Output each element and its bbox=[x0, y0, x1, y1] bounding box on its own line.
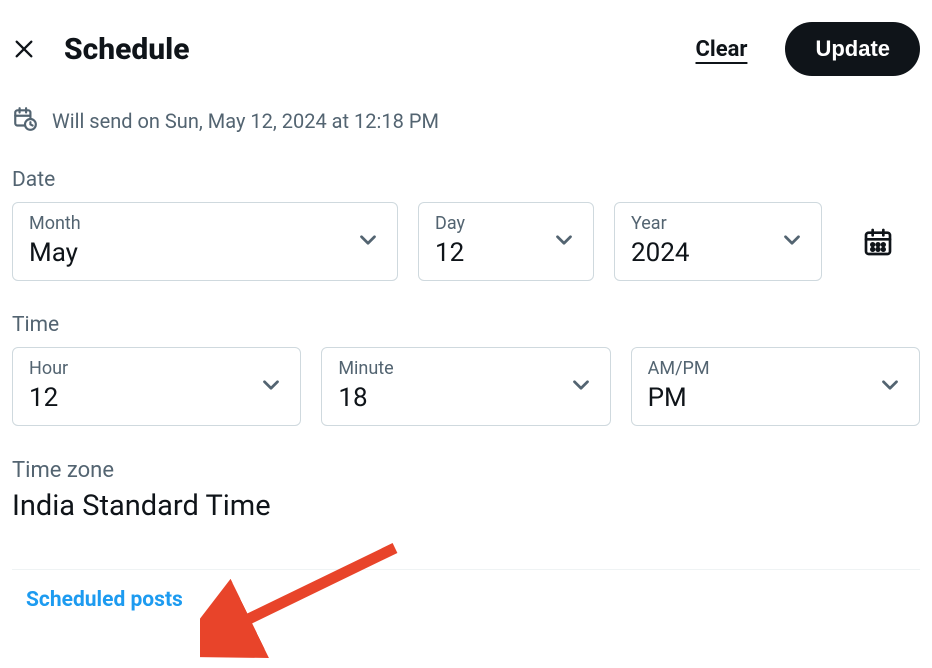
minute-label: Minute bbox=[338, 358, 593, 379]
scheduled-posts-link[interactable]: Scheduled posts bbox=[12, 570, 197, 630]
day-select[interactable]: Day 12 bbox=[418, 202, 594, 281]
header: Schedule Clear Update bbox=[12, 12, 920, 100]
calendar-picker-button[interactable] bbox=[854, 202, 902, 281]
ampm-select[interactable]: AM/PM PM bbox=[631, 347, 920, 426]
close-icon[interactable] bbox=[12, 37, 36, 61]
year-select[interactable]: Year 2024 bbox=[614, 202, 822, 281]
calendar-clock-icon bbox=[12, 106, 38, 136]
arrow-annotation-icon bbox=[200, 538, 420, 662]
chevron-down-icon bbox=[355, 227, 381, 257]
timezone-value: India Standard Time bbox=[12, 489, 920, 523]
chevron-down-icon bbox=[877, 372, 903, 402]
send-info-row: Will send on Sun, May 12, 2024 at 12:18 … bbox=[12, 106, 920, 136]
minute-value: 18 bbox=[338, 383, 593, 413]
chevron-down-icon bbox=[551, 227, 577, 257]
hour-value: 12 bbox=[29, 383, 284, 413]
send-info-text: Will send on Sun, May 12, 2024 at 12:18 … bbox=[52, 109, 439, 133]
hour-label: Hour bbox=[29, 358, 284, 379]
month-value: May bbox=[29, 238, 381, 268]
chevron-down-icon bbox=[258, 372, 284, 402]
ampm-value: PM bbox=[648, 383, 903, 413]
ampm-label: AM/PM bbox=[648, 358, 903, 379]
page-title: Schedule bbox=[64, 32, 190, 67]
minute-select[interactable]: Minute 18 bbox=[321, 347, 610, 426]
date-row: Month May Day 12 Year 2024 bbox=[12, 202, 920, 281]
timezone-label: Time zone bbox=[12, 458, 920, 483]
timezone-section: Time zone India Standard Time bbox=[12, 458, 920, 523]
hour-select[interactable]: Hour 12 bbox=[12, 347, 301, 426]
time-row: Hour 12 Minute 18 AM/PM PM bbox=[12, 347, 920, 426]
month-label: Month bbox=[29, 213, 381, 234]
chevron-down-icon bbox=[779, 227, 805, 257]
header-left: Schedule bbox=[12, 32, 190, 67]
update-button[interactable]: Update bbox=[785, 22, 920, 76]
header-right: Clear Update bbox=[696, 22, 921, 76]
month-select[interactable]: Month May bbox=[12, 202, 398, 281]
time-section-label: Time bbox=[12, 313, 920, 337]
clear-button[interactable]: Clear bbox=[696, 37, 748, 62]
chevron-down-icon bbox=[568, 372, 594, 402]
date-section-label: Date bbox=[12, 168, 920, 192]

§ **Task statement**
Print the lines above again without any change, from the line holding "minute-label: Minute bbox=[338, 358, 593, 379]" through the line holding "update-button[interactable]: Update bbox=[785, 22, 920, 76]", inclusive.

§ **Exercise answer**
minute-label: Minute bbox=[338, 358, 593, 379]
scheduled-posts-link[interactable]: Scheduled posts bbox=[12, 570, 197, 630]
day-select[interactable]: Day 12 bbox=[418, 202, 594, 281]
header: Schedule Clear Update bbox=[12, 12, 920, 100]
calendar-picker-button[interactable] bbox=[854, 202, 902, 281]
ampm-select[interactable]: AM/PM PM bbox=[631, 347, 920, 426]
close-icon[interactable] bbox=[12, 37, 36, 61]
year-select[interactable]: Year 2024 bbox=[614, 202, 822, 281]
calendar-clock-icon bbox=[12, 106, 38, 136]
arrow-annotation-icon bbox=[200, 538, 420, 662]
chevron-down-icon bbox=[355, 227, 381, 257]
timezone-value: India Standard Time bbox=[12, 489, 920, 523]
chevron-down-icon bbox=[877, 372, 903, 402]
send-info-row: Will send on Sun, May 12, 2024 at 12:18 … bbox=[12, 106, 920, 136]
minute-value: 18 bbox=[338, 383, 593, 413]
chevron-down-icon bbox=[551, 227, 577, 257]
hour-value: 12 bbox=[29, 383, 284, 413]
send-info-text: Will send on Sun, May 12, 2024 at 12:18 … bbox=[52, 109, 439, 133]
hour-label: Hour bbox=[29, 358, 284, 379]
month-value: May bbox=[29, 238, 381, 268]
chevron-down-icon bbox=[258, 372, 284, 402]
ampm-value: PM bbox=[648, 383, 903, 413]
ampm-label: AM/PM bbox=[648, 358, 903, 379]
page-title: Schedule bbox=[64, 32, 190, 67]
minute-select[interactable]: Minute 18 bbox=[321, 347, 610, 426]
date-row: Month May Day 12 Year 2024 bbox=[12, 202, 920, 281]
timezone-label: Time zone bbox=[12, 458, 920, 483]
timezone-section: Time zone India Standard Time bbox=[12, 458, 920, 523]
hour-select[interactable]: Hour 12 bbox=[12, 347, 301, 426]
time-row: Hour 12 Minute 18 AM/PM PM bbox=[12, 347, 920, 426]
month-label: Month bbox=[29, 213, 381, 234]
chevron-down-icon bbox=[779, 227, 805, 257]
header-left: Schedule bbox=[12, 32, 190, 67]
update-button[interactable]: Update bbox=[785, 22, 920, 76]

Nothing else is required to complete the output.